— TO BE DONE —
Look through the records that follow. Copy every line containing the word "screenshot".

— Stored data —
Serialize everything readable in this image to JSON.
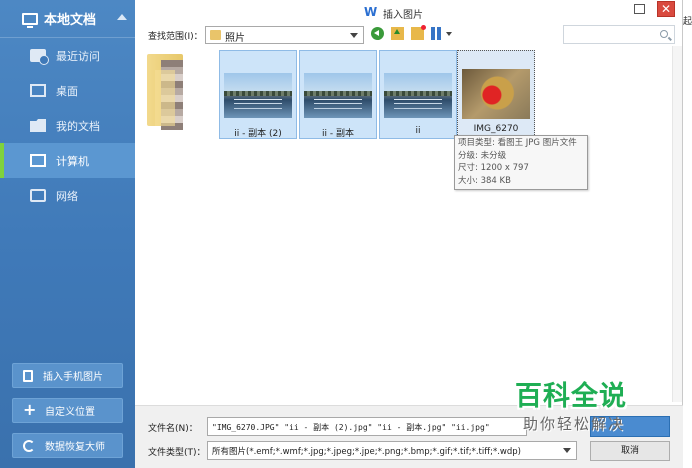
{
  "sidebar": {
    "title": "本地文档",
    "items": [
      {
        "label": "最近访问",
        "icon": "recent-folder-icon"
      },
      {
        "label": "桌面",
        "icon": "desktop-icon"
      },
      {
        "label": "我的文档",
        "icon": "documents-folder-icon"
      },
      {
        "label": "计算机",
        "icon": "computer-icon",
        "active": true
      },
      {
        "label": "网络",
        "icon": "network-icon"
      }
    ],
    "buttons": [
      {
        "label": "插入手机图片",
        "icon": "phone-import-icon"
      },
      {
        "label": "自定义位置",
        "icon": "plus-icon"
      },
      {
        "label": "数据恢复大师",
        "icon": "data-recovery-icon"
      }
    ]
  },
  "dialog": {
    "title": "插入图片",
    "logo": "W",
    "look_in_label": "查找范围(I)：",
    "look_in_value": "照片"
  },
  "files": [
    {
      "name": "ii - 副本 (2)",
      "selected": true
    },
    {
      "name": "ii - 副本",
      "selected": true
    },
    {
      "name": "ii",
      "selected": true
    },
    {
      "name": "IMG_6270",
      "selected": true,
      "focused": true
    }
  ],
  "tooltip": {
    "line1": "项目类型: 看图王 JPG 图片文件",
    "line2": "分级: 未分级",
    "line3": "尺寸: 1200 x 797",
    "line4": "大小: 384 KB"
  },
  "bottom": {
    "filename_label": "文件名(N)：",
    "filename_value": "\"IMG_6270.JPG\" \"ii - 副本 (2).jpg\" \"ii - 副本.jpg\" \"ii.jpg\"",
    "filetype_label": "文件类型(T)：",
    "filetype_value": "所有图片(*.emf;*.wmf;*.jpg;*.jpeg;*.jpe;*.png;*.bmp;*.gif;*.tif;*.tiff;*.wdp)",
    "cancel_label": "取消"
  },
  "watermark": {
    "line1": "百科全说",
    "line2": "助你轻松解决"
  },
  "edge_text": "起",
  "colors": {
    "sidebar_bg": "#4a85c2",
    "active_marker": "#7fd23c",
    "close_button": "#d94a3f",
    "watermark_green": "#1fae54",
    "selection_fill": "#cde4f9"
  }
}
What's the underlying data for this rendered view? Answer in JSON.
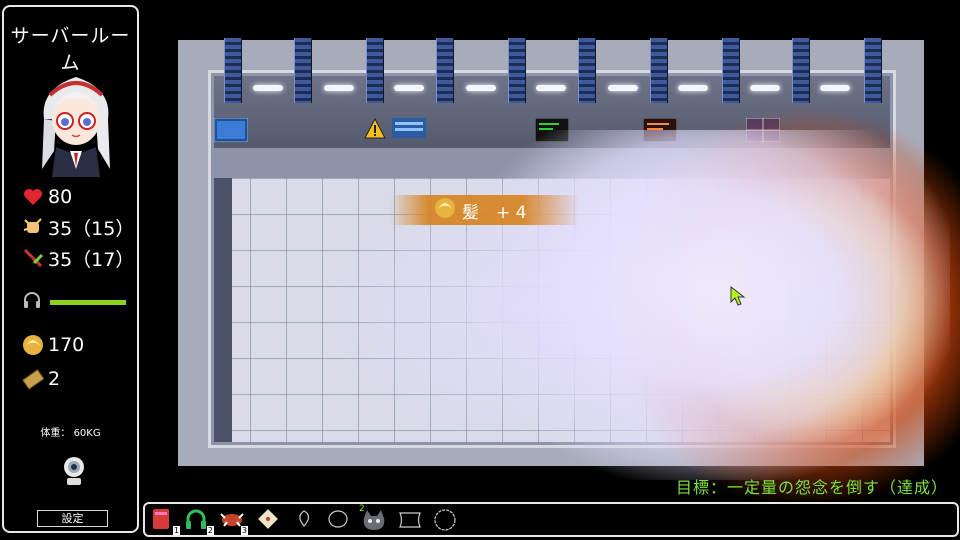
{
  "status_panel": {
    "location": "サーバールーム",
    "hp": "80",
    "attack": "35（15）",
    "defense": "35（17）",
    "bgm_volume": 1.0,
    "hair": "170",
    "tickets": "2",
    "weight": "体重： 60KG",
    "settings_label": "設定"
  },
  "map": {
    "popup_label": "髪　+ 4"
  },
  "goal_text": "目標：一定量の怨念を倒す（達成）",
  "hotbar": {
    "slots": [
      {
        "icon": "red-book-icon",
        "num": "1"
      },
      {
        "icon": "green-headphones-icon",
        "num": "2"
      },
      {
        "icon": "red-crab-item-icon",
        "num": "3"
      },
      {
        "icon": "letter-scroll-icon",
        "num": ""
      },
      {
        "icon": "empty-slot-outline-1",
        "num": ""
      },
      {
        "icon": "empty-slot-outline-2",
        "num": ""
      },
      {
        "icon": "gray-cat-icon",
        "num": "2"
      },
      {
        "icon": "empty-slot-outline-3",
        "num": ""
      },
      {
        "icon": "empty-slot-outline-4",
        "num": ""
      }
    ]
  },
  "colors": {
    "hp": "#e2262f",
    "goal": "#7be33b",
    "bgm_bar": "#8fd21a"
  }
}
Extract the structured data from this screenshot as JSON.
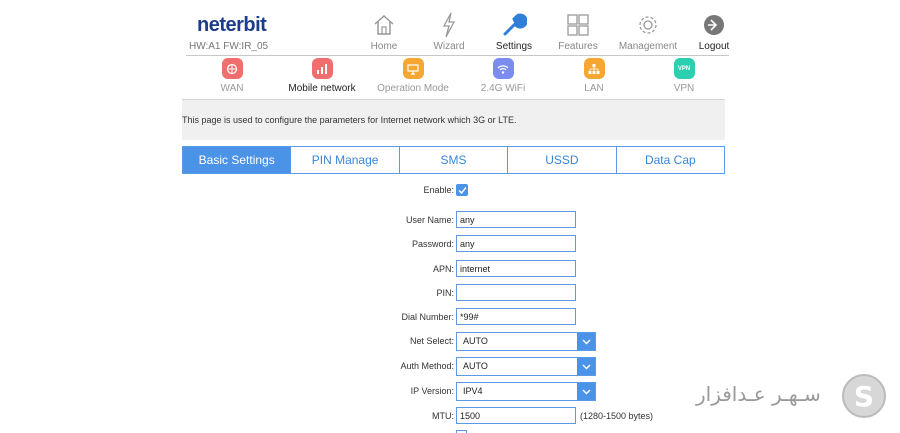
{
  "header": {
    "logo": "neterbit",
    "firmware": "HW:A1 FW:IR_05",
    "nav": [
      {
        "label": "Home",
        "icon": "house-icon"
      },
      {
        "label": "Wizard",
        "icon": "lightning-icon"
      },
      {
        "label": "Settings",
        "icon": "wrench-icon",
        "active": true
      },
      {
        "label": "Features",
        "icon": "grid-icon"
      },
      {
        "label": "Management",
        "icon": "gear-icon"
      },
      {
        "label": "Logout",
        "icon": "exit-icon"
      }
    ]
  },
  "subnav": [
    {
      "label": "WAN",
      "color": "#f06e6e"
    },
    {
      "label": "Mobile network",
      "color": "#f06e6e",
      "active": true
    },
    {
      "label": "Operation Mode",
      "color": "#f5a732"
    },
    {
      "label": "2.4G WiFi",
      "color": "#7b8cf0"
    },
    {
      "label": "LAN",
      "color": "#f5a732"
    },
    {
      "label": "VPN",
      "color": "#2ccfb0",
      "icon_text": "VPN"
    }
  ],
  "info_text": "This page is used to configure the parameters for Internet network which 3G or LTE.",
  "tabs": [
    "Basic Settings",
    "PIN Manage",
    "SMS",
    "USSD",
    "Data Cap"
  ],
  "form": {
    "enable_label": "Enable:",
    "enable_checked": true,
    "username": {
      "label": "User Name:",
      "value": "any"
    },
    "password": {
      "label": "Password:",
      "value": "any"
    },
    "apn": {
      "label": "APN:",
      "value": "internet"
    },
    "pin": {
      "label": "PIN:",
      "value": ""
    },
    "dial": {
      "label": "Dial Number:",
      "value": "*99#"
    },
    "net_select": {
      "label": "Net Select:",
      "value": "AUTO"
    },
    "auth_method": {
      "label": "Auth Method:",
      "value": "AUTO"
    },
    "ip_version": {
      "label": "IP Version:",
      "value": "IPV4"
    },
    "mtu": {
      "label": "MTU:",
      "value": "1500",
      "hint": "(1280-1500 bytes)"
    }
  },
  "watermark": {
    "text": "سـهـر عـدافزار",
    "letter": "S"
  },
  "colors": {
    "accent": "#4b93e6",
    "brand": "#1c3d8a"
  }
}
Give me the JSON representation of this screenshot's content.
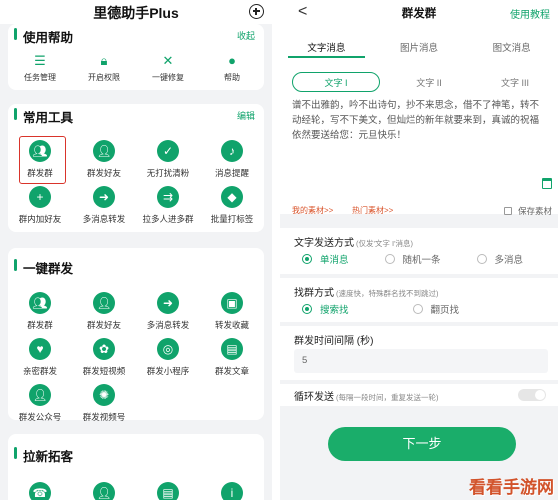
{
  "left": {
    "title": "里德助手Plus",
    "help_section": {
      "title": "使用帮助",
      "action": "收起",
      "items": [
        {
          "label": "任务管理",
          "icon": "task-list-icon"
        },
        {
          "label": "开启权限",
          "icon": "lock-icon"
        },
        {
          "label": "一键修复",
          "icon": "wrench-icon"
        },
        {
          "label": "帮助",
          "icon": "help-pin-icon"
        }
      ]
    },
    "tools_section": {
      "title": "常用工具",
      "action": "编辑",
      "items": [
        {
          "label": "群发群",
          "icon": "group-icon"
        },
        {
          "label": "群发好友",
          "icon": "friend-icon"
        },
        {
          "label": "无打扰清粉",
          "icon": "clean-icon"
        },
        {
          "label": "消息提醒",
          "icon": "bell-icon"
        },
        {
          "label": "群内加好友",
          "icon": "add-friend-icon"
        },
        {
          "label": "多消息转发",
          "icon": "forward-icon"
        },
        {
          "label": "拉多人进多群",
          "icon": "pull-group-icon"
        },
        {
          "label": "批量打标签",
          "icon": "tag-icon"
        }
      ]
    },
    "broadcast_section": {
      "title": "一键群发",
      "items": [
        {
          "label": "群发群",
          "icon": "group-icon"
        },
        {
          "label": "群发好友",
          "icon": "friend-icon"
        },
        {
          "label": "多消息转发",
          "icon": "forward-icon"
        },
        {
          "label": "转发收藏",
          "icon": "box-icon"
        },
        {
          "label": "亲密群发",
          "icon": "heart-chat-icon"
        },
        {
          "label": "群发短视频",
          "icon": "video-icon"
        },
        {
          "label": "群发小程序",
          "icon": "mini-program-icon"
        },
        {
          "label": "群发文章",
          "icon": "article-icon"
        },
        {
          "label": "群发公众号",
          "icon": "official-account-icon"
        },
        {
          "label": "群发视频号",
          "icon": "channel-icon"
        }
      ]
    },
    "invite_section": {
      "title": "拉新拓客"
    }
  },
  "right": {
    "back": "<",
    "title": "群发群",
    "help": "使用教程",
    "tabs": [
      "文字消息",
      "图片消息",
      "图文消息"
    ],
    "subtabs": [
      "文字 I",
      "文字 II",
      "文字 III"
    ],
    "message": "谱不出雅韵，吟不出诗句，抄不来思念，借不了神笔，转不动经轮，写不下美文，但灿烂的新年就要来到，真诚的祝福依然要送给您：元旦快乐！",
    "my_material": "我的素材>>",
    "hot_material": "热门素材>>",
    "save_material": "保存素材",
    "send_mode": {
      "label": "文字发送方式",
      "hint": "(仅发'文字 I'消息)",
      "options": [
        "单消息",
        "随机一条",
        "多消息"
      ],
      "selected": "单消息"
    },
    "find_mode": {
      "label": "找群方式",
      "hint": "(速度快，特殊群名找不到跳过)",
      "options": [
        "搜索找",
        "翻页找"
      ],
      "selected": "搜索找"
    },
    "interval": {
      "label": "群发时间间隔 (秒)",
      "value": "5"
    },
    "loop": {
      "label": "循环发送",
      "hint": "(每隔一段时间，重复发送一轮)",
      "enabled": false
    },
    "next_button": "下一步"
  },
  "watermark": "看看手游网",
  "colors": {
    "brand_green": "#10a36b",
    "link_orange": "#d9542b",
    "highlight_red": "#d9342b"
  }
}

— RESULT —
Extract the structured data from this screenshot as JSON.
Give me the JSON representation of this screenshot's content.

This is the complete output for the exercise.